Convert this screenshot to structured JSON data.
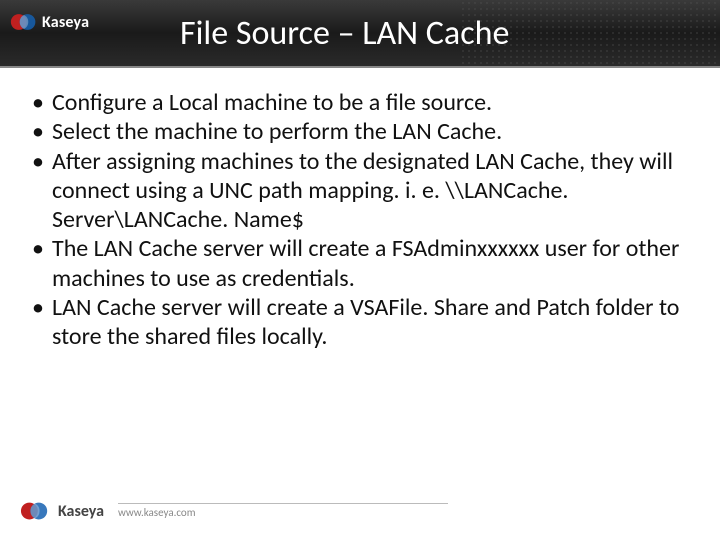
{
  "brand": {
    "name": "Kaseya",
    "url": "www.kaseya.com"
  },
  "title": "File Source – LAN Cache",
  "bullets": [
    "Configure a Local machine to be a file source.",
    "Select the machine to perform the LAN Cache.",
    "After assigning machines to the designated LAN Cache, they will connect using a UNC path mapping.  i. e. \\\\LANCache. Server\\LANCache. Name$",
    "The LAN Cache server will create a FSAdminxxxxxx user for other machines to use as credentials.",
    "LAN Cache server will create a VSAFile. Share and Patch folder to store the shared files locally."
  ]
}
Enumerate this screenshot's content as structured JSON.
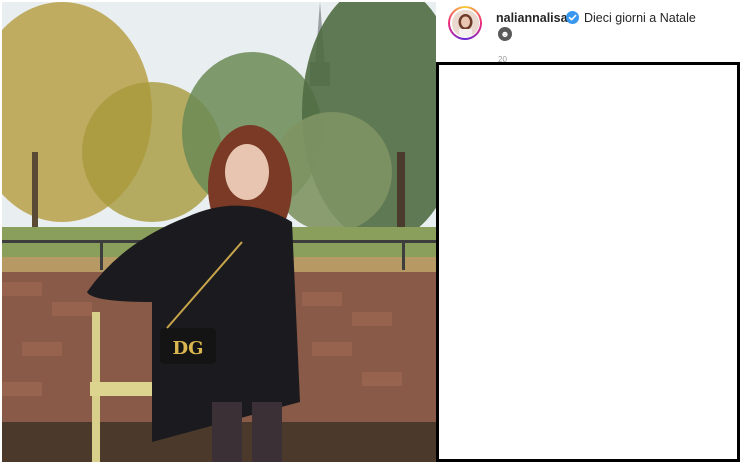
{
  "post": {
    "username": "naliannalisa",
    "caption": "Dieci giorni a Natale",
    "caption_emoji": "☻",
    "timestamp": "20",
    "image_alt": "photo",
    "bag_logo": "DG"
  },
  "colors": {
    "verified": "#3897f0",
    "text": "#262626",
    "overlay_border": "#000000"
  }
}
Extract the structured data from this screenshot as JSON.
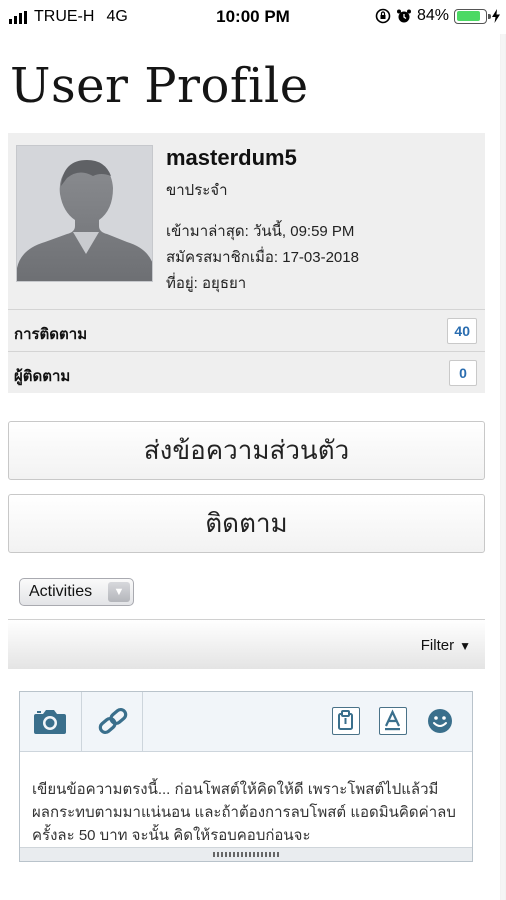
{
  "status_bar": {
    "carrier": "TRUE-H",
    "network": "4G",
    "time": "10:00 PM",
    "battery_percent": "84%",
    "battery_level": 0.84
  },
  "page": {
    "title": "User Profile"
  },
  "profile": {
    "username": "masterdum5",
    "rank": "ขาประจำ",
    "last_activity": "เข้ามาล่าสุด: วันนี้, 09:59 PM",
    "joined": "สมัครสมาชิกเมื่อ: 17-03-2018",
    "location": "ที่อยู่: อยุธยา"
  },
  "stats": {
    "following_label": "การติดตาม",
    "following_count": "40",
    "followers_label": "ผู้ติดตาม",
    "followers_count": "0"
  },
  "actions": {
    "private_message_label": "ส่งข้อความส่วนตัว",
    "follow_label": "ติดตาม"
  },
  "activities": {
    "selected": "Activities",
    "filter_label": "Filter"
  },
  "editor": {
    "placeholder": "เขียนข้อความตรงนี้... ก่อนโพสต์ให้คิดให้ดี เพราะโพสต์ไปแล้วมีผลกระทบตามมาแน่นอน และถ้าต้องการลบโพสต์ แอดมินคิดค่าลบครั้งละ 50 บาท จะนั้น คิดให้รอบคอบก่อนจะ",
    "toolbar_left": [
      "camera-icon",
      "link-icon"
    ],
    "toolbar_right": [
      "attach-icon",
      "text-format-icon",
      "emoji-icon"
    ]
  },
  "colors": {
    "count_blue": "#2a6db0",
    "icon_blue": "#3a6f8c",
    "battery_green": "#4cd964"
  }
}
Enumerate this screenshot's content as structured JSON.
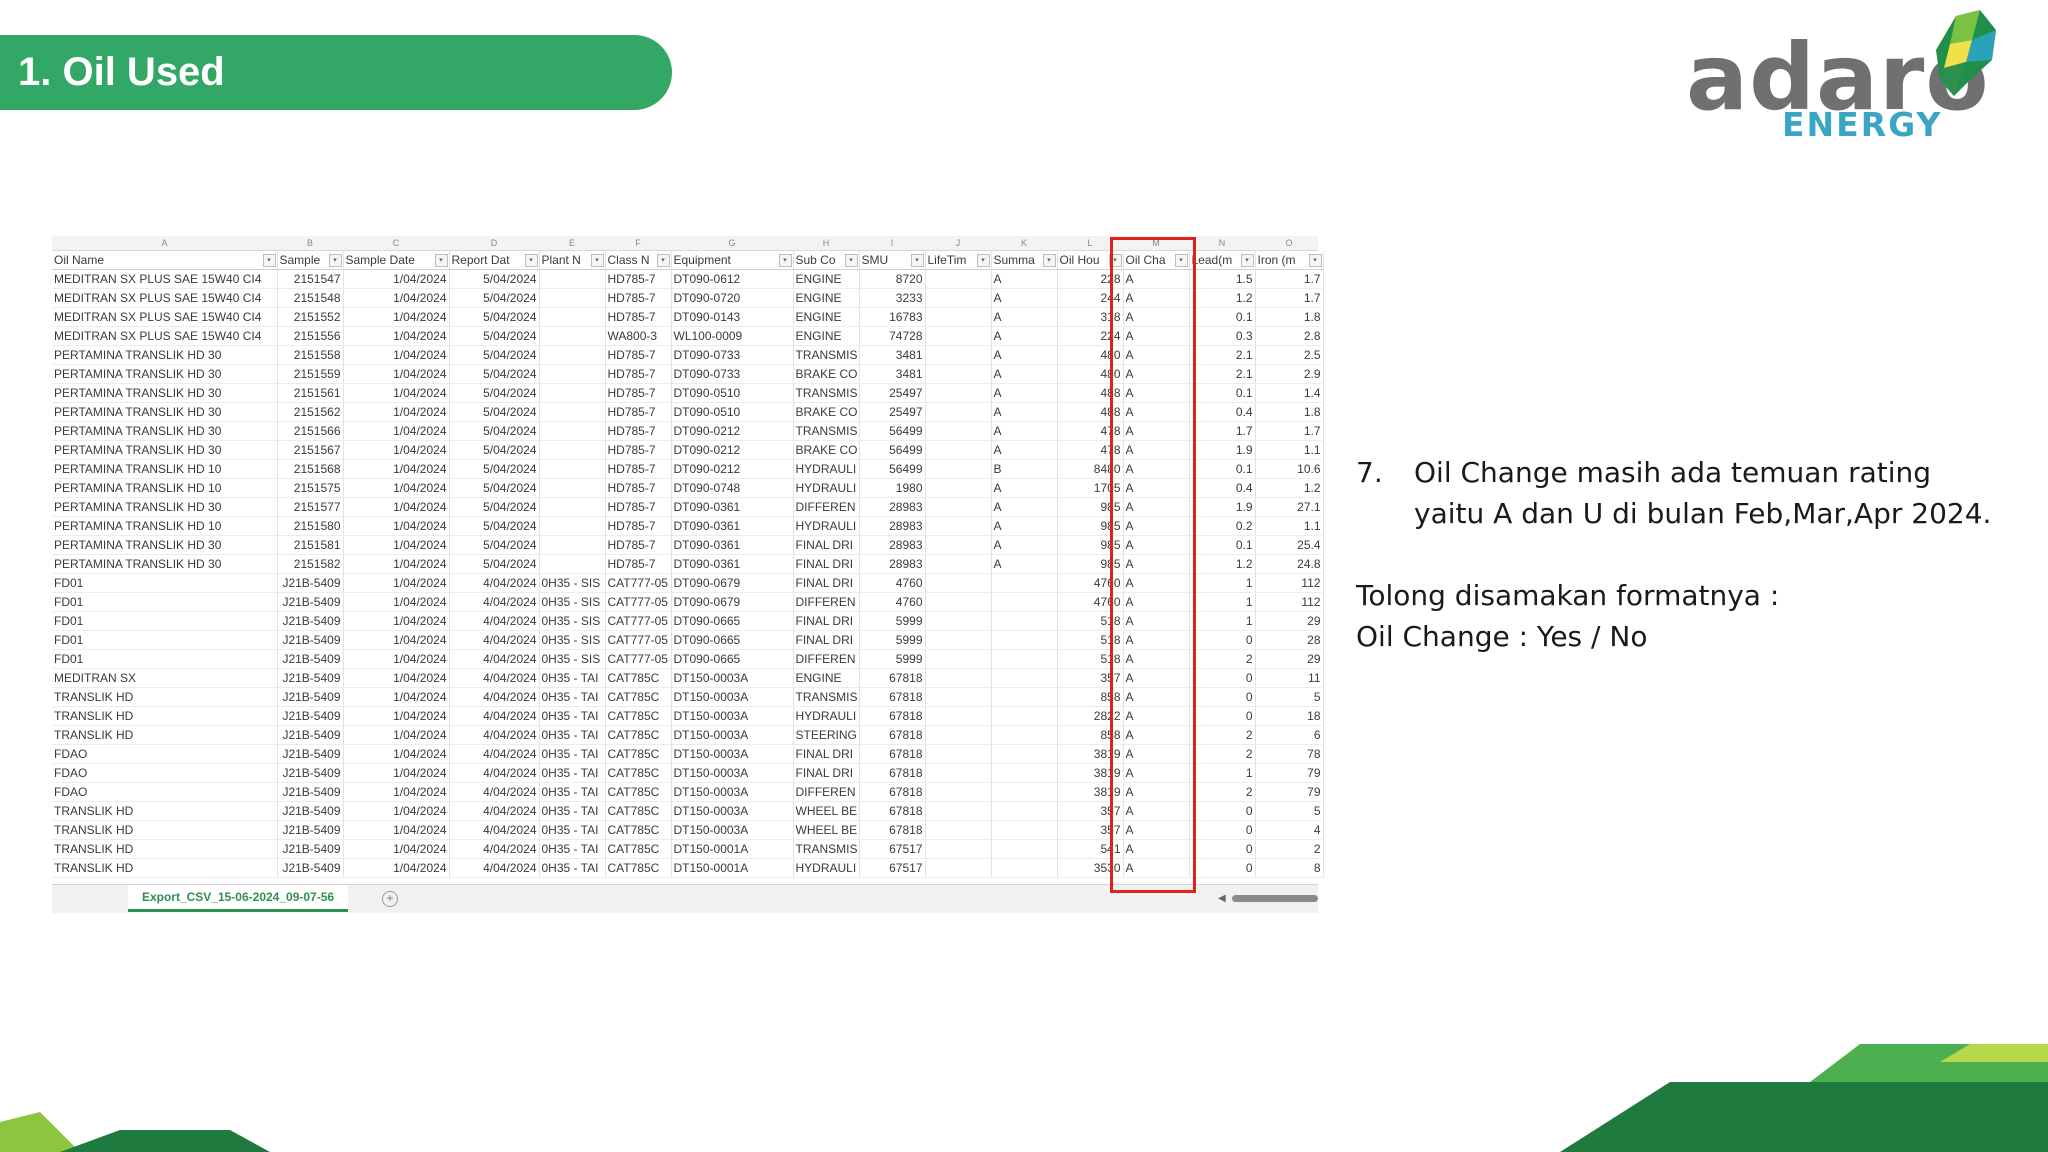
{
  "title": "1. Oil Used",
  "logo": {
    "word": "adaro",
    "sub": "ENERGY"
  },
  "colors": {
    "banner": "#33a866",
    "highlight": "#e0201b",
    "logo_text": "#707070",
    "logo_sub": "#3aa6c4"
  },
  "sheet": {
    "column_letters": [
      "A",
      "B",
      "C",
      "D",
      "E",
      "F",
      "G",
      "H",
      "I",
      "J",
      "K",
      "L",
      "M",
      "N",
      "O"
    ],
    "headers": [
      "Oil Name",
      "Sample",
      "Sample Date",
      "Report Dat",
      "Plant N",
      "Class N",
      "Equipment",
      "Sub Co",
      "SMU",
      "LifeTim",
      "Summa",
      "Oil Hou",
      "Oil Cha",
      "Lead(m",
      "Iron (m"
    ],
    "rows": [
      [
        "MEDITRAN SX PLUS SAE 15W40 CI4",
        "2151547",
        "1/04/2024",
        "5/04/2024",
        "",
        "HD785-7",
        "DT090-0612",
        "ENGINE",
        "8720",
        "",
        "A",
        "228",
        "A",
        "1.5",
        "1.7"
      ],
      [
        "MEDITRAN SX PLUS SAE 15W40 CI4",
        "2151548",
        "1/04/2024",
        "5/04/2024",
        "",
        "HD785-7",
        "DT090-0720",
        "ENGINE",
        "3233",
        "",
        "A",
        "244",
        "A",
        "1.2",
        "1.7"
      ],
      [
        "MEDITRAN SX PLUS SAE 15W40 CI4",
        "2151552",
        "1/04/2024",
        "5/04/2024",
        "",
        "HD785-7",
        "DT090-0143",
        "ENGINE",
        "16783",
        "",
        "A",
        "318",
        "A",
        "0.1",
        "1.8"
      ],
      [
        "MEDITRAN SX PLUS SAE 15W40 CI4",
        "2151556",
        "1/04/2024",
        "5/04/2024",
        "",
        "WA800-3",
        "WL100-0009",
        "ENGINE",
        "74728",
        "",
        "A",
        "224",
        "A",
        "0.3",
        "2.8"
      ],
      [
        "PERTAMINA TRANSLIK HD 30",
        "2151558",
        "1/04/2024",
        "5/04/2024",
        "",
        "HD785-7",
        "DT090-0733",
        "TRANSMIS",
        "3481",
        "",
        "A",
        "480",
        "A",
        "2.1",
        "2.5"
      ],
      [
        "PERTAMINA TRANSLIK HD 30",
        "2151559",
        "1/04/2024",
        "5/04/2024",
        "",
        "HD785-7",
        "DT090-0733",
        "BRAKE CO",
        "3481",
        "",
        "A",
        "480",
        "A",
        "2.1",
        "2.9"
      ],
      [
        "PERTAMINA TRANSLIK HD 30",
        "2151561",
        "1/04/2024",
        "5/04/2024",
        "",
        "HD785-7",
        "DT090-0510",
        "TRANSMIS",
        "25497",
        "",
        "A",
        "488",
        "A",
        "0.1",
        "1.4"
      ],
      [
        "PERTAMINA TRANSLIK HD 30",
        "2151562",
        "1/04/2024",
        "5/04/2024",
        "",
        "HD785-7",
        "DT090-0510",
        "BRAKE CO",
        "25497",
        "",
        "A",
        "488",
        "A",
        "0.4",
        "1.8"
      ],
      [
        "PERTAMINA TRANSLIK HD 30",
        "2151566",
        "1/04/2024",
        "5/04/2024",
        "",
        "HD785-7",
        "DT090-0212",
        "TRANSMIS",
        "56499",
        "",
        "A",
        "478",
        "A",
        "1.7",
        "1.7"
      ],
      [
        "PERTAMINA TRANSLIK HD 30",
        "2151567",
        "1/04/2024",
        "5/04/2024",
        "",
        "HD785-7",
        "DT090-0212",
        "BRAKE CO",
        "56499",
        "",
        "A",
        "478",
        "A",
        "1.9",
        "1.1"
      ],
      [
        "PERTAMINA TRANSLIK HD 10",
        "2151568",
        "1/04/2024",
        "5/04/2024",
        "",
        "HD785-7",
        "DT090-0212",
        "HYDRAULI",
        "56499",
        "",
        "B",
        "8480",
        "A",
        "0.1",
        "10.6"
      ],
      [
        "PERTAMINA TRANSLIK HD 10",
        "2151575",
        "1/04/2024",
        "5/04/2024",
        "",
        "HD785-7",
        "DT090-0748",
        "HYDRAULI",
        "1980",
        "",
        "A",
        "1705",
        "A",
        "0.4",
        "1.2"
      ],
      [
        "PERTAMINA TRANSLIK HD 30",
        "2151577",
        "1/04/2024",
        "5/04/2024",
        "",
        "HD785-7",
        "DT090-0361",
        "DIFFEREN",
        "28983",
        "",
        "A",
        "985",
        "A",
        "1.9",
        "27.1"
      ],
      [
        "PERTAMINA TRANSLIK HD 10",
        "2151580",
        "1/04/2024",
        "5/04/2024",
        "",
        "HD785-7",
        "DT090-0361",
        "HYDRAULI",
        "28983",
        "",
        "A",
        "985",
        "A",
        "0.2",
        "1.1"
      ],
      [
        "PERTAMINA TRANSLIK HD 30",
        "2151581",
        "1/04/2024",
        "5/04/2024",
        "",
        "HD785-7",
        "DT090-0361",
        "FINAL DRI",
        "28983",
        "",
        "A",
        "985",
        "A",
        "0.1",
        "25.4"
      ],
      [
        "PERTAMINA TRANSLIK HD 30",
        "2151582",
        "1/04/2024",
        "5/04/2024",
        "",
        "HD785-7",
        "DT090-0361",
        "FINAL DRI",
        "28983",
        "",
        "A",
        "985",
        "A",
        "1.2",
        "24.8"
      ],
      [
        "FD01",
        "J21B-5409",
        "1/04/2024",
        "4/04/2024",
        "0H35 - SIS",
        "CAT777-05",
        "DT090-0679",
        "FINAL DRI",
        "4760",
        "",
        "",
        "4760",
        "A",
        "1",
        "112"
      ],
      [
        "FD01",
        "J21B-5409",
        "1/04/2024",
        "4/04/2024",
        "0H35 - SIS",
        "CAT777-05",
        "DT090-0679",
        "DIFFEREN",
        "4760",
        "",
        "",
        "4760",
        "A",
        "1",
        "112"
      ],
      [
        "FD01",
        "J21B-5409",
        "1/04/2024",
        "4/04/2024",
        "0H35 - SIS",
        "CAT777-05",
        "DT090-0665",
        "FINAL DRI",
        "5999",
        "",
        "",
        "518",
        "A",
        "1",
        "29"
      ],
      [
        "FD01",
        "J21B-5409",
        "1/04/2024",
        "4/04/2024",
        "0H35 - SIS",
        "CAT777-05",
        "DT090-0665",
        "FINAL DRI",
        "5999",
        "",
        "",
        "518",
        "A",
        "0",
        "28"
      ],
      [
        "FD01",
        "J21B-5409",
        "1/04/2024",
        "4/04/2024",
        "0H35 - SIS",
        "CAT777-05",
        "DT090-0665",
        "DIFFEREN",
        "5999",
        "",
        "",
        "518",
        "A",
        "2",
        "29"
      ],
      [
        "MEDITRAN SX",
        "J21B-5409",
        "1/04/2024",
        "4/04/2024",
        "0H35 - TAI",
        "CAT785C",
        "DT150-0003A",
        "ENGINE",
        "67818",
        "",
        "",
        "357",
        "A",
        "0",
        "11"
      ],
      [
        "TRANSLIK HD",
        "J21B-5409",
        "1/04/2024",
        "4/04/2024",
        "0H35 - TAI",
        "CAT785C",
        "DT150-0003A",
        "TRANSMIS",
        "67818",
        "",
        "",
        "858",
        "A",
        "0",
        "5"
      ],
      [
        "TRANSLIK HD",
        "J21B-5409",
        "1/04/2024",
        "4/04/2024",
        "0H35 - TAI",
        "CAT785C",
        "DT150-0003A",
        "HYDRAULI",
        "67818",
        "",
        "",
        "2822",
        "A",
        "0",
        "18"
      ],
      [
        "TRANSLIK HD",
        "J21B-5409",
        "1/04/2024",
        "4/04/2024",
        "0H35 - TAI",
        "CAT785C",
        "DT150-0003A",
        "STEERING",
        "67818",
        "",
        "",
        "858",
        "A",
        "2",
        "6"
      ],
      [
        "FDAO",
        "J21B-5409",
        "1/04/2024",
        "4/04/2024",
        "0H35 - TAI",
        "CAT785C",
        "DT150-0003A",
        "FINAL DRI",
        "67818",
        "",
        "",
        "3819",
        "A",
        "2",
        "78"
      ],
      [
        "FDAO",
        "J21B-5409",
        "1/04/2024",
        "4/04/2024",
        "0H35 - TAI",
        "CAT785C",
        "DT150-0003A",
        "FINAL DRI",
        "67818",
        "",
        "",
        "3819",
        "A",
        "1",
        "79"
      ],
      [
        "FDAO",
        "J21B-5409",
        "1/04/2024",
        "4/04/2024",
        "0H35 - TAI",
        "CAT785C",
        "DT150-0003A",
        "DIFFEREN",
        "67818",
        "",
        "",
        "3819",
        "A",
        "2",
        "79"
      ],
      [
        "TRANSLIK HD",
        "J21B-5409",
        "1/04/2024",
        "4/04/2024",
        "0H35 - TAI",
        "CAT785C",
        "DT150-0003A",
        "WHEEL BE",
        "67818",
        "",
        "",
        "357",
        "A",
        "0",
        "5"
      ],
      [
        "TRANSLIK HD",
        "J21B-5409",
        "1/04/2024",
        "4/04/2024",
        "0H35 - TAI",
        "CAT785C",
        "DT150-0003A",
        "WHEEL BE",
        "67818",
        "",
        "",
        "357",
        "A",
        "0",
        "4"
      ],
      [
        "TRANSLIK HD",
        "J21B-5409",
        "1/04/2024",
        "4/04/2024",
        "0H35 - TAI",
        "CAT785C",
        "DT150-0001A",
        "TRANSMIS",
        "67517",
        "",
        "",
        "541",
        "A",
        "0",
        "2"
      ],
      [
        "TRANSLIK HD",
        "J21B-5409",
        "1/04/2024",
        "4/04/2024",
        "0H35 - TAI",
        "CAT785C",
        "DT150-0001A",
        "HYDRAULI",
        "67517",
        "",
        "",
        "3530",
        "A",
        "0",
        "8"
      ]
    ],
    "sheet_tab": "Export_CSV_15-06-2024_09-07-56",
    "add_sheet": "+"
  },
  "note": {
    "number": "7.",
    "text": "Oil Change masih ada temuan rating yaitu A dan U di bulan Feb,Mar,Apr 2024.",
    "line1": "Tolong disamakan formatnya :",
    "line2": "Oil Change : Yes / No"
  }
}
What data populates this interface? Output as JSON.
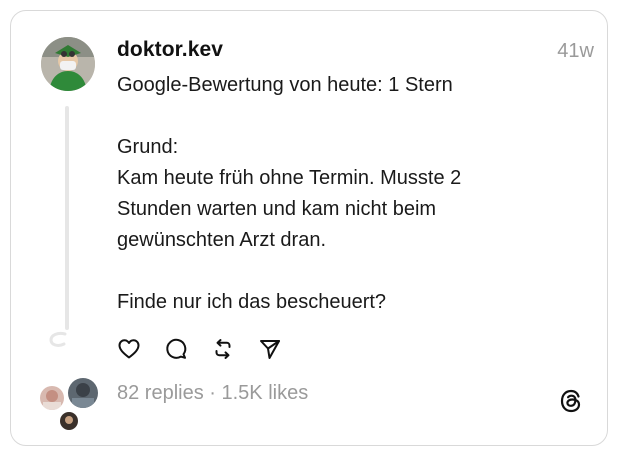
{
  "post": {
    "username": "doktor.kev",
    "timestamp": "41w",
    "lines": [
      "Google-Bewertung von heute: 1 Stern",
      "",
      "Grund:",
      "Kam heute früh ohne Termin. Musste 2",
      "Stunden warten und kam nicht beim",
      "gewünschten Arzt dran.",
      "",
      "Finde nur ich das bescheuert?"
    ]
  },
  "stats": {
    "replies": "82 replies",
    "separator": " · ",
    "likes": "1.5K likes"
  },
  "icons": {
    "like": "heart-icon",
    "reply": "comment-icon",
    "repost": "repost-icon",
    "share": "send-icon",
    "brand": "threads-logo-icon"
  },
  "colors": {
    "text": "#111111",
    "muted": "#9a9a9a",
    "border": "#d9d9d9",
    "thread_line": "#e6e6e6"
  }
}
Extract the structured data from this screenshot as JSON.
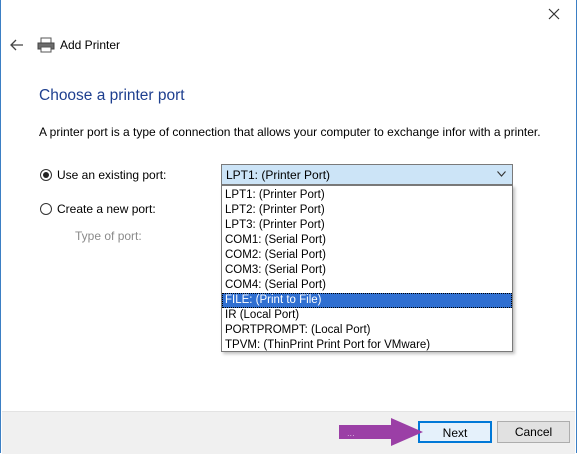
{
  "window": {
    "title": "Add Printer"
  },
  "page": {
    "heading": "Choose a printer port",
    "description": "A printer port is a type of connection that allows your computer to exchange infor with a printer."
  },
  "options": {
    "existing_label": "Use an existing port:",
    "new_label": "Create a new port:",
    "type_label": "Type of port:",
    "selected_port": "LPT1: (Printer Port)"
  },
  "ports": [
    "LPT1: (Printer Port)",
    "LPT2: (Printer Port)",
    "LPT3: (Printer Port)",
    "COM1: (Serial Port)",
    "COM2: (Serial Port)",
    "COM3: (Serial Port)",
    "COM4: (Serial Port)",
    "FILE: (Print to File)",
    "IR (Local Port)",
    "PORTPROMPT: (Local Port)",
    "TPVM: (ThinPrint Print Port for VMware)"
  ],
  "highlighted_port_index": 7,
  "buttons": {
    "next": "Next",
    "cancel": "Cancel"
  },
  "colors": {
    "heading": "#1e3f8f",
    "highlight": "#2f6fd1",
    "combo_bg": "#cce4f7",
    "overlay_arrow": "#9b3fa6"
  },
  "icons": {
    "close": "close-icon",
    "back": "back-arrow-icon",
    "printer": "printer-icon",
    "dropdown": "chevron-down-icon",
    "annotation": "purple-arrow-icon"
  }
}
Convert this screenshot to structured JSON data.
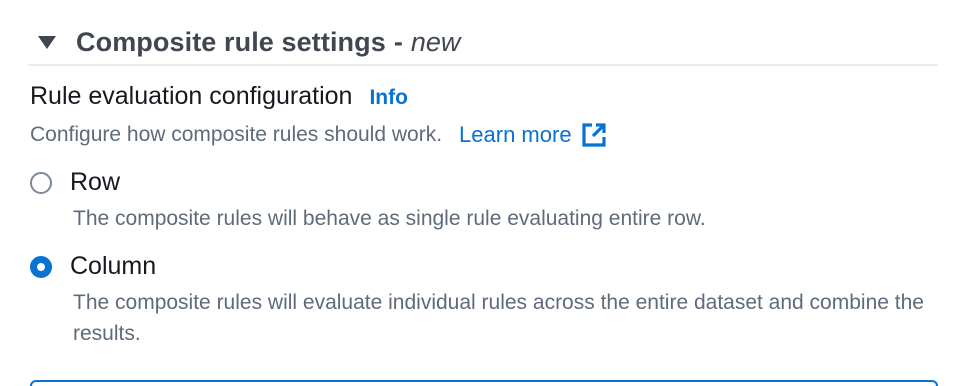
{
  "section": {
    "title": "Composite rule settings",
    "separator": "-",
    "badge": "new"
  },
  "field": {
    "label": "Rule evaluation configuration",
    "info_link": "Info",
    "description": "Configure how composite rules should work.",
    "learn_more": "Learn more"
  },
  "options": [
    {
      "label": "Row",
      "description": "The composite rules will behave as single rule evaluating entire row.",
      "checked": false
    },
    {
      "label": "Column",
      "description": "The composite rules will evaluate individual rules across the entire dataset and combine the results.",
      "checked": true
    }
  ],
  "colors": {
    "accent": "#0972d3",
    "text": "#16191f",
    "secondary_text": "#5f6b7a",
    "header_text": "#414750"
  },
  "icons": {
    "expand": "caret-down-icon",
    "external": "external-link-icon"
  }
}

—————

**TASK**
Check each line of the entries for the string "Configure". Copy the lines that have it.

**FINISHED ANSWER**
    "Configure a Local machine to be a file source.",
    "description": "Configure how composite rules should work.",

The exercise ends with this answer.